» **Data listing**
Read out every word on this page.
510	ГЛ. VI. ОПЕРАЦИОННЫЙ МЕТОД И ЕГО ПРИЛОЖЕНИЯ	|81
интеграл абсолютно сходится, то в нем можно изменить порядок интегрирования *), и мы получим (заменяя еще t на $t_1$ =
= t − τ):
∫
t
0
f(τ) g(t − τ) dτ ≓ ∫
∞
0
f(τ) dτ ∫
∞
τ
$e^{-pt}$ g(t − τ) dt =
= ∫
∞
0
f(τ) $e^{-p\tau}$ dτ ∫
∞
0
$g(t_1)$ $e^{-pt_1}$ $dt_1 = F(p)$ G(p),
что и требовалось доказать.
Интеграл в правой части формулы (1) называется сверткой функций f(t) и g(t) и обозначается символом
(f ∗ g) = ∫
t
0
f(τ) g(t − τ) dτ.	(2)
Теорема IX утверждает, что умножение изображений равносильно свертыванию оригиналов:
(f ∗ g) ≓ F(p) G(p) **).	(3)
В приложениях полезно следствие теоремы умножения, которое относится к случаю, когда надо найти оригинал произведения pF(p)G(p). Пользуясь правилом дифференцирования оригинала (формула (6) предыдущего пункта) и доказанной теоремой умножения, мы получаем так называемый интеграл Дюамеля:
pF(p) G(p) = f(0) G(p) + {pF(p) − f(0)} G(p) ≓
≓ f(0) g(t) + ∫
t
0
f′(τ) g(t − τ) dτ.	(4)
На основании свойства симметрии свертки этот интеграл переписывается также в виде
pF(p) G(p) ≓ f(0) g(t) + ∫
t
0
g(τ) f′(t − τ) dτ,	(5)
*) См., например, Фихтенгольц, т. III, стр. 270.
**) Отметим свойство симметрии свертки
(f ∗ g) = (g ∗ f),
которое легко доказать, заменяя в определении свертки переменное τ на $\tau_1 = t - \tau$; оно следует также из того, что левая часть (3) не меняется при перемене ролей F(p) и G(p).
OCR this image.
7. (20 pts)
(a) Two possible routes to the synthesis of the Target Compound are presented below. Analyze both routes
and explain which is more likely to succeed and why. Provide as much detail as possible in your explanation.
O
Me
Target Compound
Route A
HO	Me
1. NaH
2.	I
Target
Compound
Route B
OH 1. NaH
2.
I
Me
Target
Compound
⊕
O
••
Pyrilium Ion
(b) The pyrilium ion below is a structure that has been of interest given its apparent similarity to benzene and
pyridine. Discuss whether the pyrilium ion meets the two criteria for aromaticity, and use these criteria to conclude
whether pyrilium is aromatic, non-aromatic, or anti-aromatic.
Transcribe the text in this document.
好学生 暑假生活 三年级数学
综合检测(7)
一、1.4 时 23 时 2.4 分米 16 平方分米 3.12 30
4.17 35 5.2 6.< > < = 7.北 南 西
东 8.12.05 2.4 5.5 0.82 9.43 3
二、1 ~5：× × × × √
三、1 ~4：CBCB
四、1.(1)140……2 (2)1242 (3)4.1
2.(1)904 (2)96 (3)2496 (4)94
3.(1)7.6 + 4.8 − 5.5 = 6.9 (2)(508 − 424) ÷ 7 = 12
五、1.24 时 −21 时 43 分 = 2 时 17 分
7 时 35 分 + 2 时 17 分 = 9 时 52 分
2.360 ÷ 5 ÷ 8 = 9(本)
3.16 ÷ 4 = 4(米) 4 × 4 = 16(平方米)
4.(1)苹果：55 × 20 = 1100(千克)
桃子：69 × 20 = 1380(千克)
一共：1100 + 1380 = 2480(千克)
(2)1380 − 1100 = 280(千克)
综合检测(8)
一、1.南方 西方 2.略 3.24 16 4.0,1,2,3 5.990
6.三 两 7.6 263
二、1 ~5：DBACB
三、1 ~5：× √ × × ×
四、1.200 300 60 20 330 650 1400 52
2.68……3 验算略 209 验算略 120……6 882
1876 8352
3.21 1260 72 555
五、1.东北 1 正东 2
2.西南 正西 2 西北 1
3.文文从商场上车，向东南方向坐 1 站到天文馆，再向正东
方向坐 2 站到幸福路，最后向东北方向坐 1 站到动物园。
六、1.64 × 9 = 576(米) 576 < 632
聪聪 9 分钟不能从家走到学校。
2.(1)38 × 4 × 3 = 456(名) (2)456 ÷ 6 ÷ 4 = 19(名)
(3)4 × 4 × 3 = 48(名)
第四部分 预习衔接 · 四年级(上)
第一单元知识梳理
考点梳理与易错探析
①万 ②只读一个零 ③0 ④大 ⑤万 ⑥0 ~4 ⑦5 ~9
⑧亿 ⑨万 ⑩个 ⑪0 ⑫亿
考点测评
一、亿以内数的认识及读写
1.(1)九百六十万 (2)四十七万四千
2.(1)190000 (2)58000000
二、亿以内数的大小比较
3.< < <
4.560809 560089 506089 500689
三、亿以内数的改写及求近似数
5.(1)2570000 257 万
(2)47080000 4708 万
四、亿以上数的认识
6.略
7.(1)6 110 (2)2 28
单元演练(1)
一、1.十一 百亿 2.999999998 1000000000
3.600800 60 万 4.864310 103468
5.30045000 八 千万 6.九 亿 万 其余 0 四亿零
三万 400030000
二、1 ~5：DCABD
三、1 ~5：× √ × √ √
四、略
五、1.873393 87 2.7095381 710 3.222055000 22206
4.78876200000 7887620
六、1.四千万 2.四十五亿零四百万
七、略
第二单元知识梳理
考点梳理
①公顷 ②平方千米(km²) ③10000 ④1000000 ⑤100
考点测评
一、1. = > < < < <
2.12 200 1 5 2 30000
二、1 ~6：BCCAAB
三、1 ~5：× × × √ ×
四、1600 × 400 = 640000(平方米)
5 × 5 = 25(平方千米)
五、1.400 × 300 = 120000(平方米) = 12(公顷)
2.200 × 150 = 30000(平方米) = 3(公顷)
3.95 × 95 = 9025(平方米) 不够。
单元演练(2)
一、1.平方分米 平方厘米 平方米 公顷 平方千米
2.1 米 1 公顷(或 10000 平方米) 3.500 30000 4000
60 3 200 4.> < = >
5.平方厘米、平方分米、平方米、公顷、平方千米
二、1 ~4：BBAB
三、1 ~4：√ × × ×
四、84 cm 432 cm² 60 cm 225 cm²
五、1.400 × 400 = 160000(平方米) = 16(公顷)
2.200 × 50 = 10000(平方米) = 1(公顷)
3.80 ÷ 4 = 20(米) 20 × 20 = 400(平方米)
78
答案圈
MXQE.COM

» **Exercise description**
Go through the records above and set each one down exactly, please.

» **Exercise result**
Read out every word on this page.
510	ГЛ. VI. ОПЕРАЦИОННЫЙ МЕТОД И ЕГО ПРИЛОЖЕНИЯ	|81
интеграл абсолютно сходится, то в нем можно изменить порядок интегрирования *), и мы получим (заменяя еще t на $t_1$ =
= t − τ):
∫
t
0
f(τ) g(t − τ) dτ ≓ ∫
∞
0
f(τ) dτ ∫
∞
τ
$e^{-pt}$ g(t − τ) dt =
= ∫
∞
0
f(τ) $e^{-p\tau}$ dτ ∫
∞
0
$g(t_1)$ $e^{-pt_1}$ $dt_1 = F(p)$ G(p),
что и требовалось доказать.
Интеграл в правой части формулы (1) называется сверткой функций f(t) и g(t) и обозначается символом
(f ∗ g) = ∫
t
0
f(τ) g(t − τ) dτ.	(2)
Теорема IX утверждает, что умножение изображений равносильно свертыванию оригиналов:
(f ∗ g) ≓ F(p) G(p) **).	(3)
В приложениях полезно следствие теоремы умножения, которое относится к случаю, когда надо найти оригинал произведения pF(p)G(p). Пользуясь правилом дифференцирования оригинала (формула (6) предыдущего пункта) и доказанной теоремой умножения, мы получаем так называемый интеграл Дюамеля:
pF(p) G(p) = f(0) G(p) + {pF(p) − f(0)} G(p) ≓
≓ f(0) g(t) + ∫
t
0
f′(τ) g(t − τ) dτ.	(4)
На основании свойства симметрии свертки этот интеграл переписывается также в виде
pF(p) G(p) ≓ f(0) g(t) + ∫
t
0
g(τ) f′(t − τ) dτ,	(5)
*) См., например, Фихтенгольц, т. III, стр. 270.
**) Отметим свойство симметрии свертки
(f ∗ g) = (g ∗ f),
которое легко доказать, заменяя в определении свертки переменное τ на $\tau_1 = t - \tau$; оно следует также из того, что левая часть (3) не меняется при перемене ролей F(p) и G(p).
OCR this image.
7. (20 pts)
(a) Two possible routes to the synthesis of the Target Compound are presented below. Analyze both routes
and explain which is more likely to succeed and why. Provide as much detail as possible in your explanation.
O
Me
Target Compound
Route A
HO	Me
1. NaH
2.	I
Target
Compound
Route B
OH 1. NaH
2.
I
Me
Target
Compound
⊕
O
••
Pyrilium Ion
(b) The pyrilium ion below is a structure that has been of interest given its apparent similarity to benzene and
pyridine. Discuss whether the pyrilium ion meets the two criteria for aromaticity, and use these criteria to conclude
whether pyrilium is aromatic, non-aromatic, or anti-aromatic.
Transcribe the text in this document.
好学生 暑假生活 三年级数学
综合检测(7)
一、1.4 时 23 时 2.4 分米 16 平方分米 3.12 30
4.17 35 5.2 6.< > < = 7.北 南 西
东 8.12.05 2.4 5.5 0.82 9.43 3
二、1 ~5：× × × × √
三、1 ~4：CBCB
四、1.(1)140……2 (2)1242 (3)4.1
2.(1)904 (2)96 (3)2496 (4)94
3.(1)7.6 + 4.8 − 5.5 = 6.9 (2)(508 − 424) ÷ 7 = 12
五、1.24 时 −21 时 43 分 = 2 时 17 分
7 时 35 分 + 2 时 17 分 = 9 时 52 分
2.360 ÷ 5 ÷ 8 = 9(本)
3.16 ÷ 4 = 4(米) 4 × 4 = 16(平方米)
4.(1)苹果：55 × 20 = 1100(千克)
桃子：69 × 20 = 1380(千克)
一共：1100 + 1380 = 2480(千克)
(2)1380 − 1100 = 280(千克)
综合检测(8)
一、1.南方 西方 2.略 3.24 16 4.0,1,2,3 5.990
6.三 两 7.6 263
二、1 ~5：DBACB
三、1 ~5：× √ × × ×
四、1.200 300 60 20 330 650 1400 52
2.68……3 验算略 209 验算略 120……6 882
1876 8352
3.21 1260 72 555
五、1.东北 1 正东 2
2.西南 正西 2 西北 1
3.文文从商场上车，向东南方向坐 1 站到天文馆，再向正东
方向坐 2 站到幸福路，最后向东北方向坐 1 站到动物园。
六、1.64 × 9 = 576(米) 576 < 632
聪聪 9 分钟不能从家走到学校。
2.(1)38 × 4 × 3 = 456(名) (2)456 ÷ 6 ÷ 4 = 19(名)
(3)4 × 4 × 3 = 48(名)
第四部分 预习衔接 · 四年级(上)
第一单元知识梳理
考点梳理与易错探析
①万 ②只读一个零 ③0 ④大 ⑤万 ⑥0 ~4 ⑦5 ~9
⑧亿 ⑨万 ⑩个 ⑪0 ⑫亿
考点测评
一、亿以内数的认识及读写
1.(1)九百六十万 (2)四十七万四千
2.(1)190000 (2)58000000
二、亿以内数的大小比较
3.< < <
4.560809 560089 506089 500689
三、亿以内数的改写及求近似数
5.(1)2570000 257 万
(2)47080000 4708 万
四、亿以上数的认识
6.略
7.(1)6 110 (2)2 28
单元演练(1)
一、1.十一 百亿 2.999999998 1000000000
3.600800 60 万 4.864310 103468
5.30045000 八 千万 6.九 亿 万 其余 0 四亿零
三万 400030000
二、1 ~5：DCABD
三、1 ~5：× √ × √ √
四、略
五、1.873393 87 2.7095381 710 3.222055000 22206
4.78876200000 7887620
六、1.四千万 2.四十五亿零四百万
七、略
第二单元知识梳理
考点梳理
①公顷 ②平方千米(km²) ③10000 ④1000000 ⑤100
考点测评
一、1. = > < < < <
2.12 200 1 5 2 30000
二、1 ~6：BCCAAB
三、1 ~5：× × × √ ×
四、1600 × 400 = 640000(平方米)
5 × 5 = 25(平方千米)
五、1.400 × 300 = 120000(平方米) = 12(公顷)
2.200 × 150 = 30000(平方米) = 3(公顷)
3.95 × 95 = 9025(平方米) 不够。
单元演练(2)
一、1.平方分米 平方厘米 平方米 公顷 平方千米
2.1 米 1 公顷(或 10000 平方米) 3.500 30000 4000
60 3 200 4.> < = >
5.平方厘米、平方分米、平方米、公顷、平方千米
二、1 ~4：BBAB
三、1 ~4：√ × × ×
四、84 cm 432 cm² 60 cm 225 cm²
五、1.400 × 400 = 160000(平方米) = 16(公顷)
2.200 × 50 = 10000(平方米) = 1(公顷)
3.80 ÷ 4 = 20(米) 20 × 20 = 400(平方米)
78
答案圈
MXQE.COM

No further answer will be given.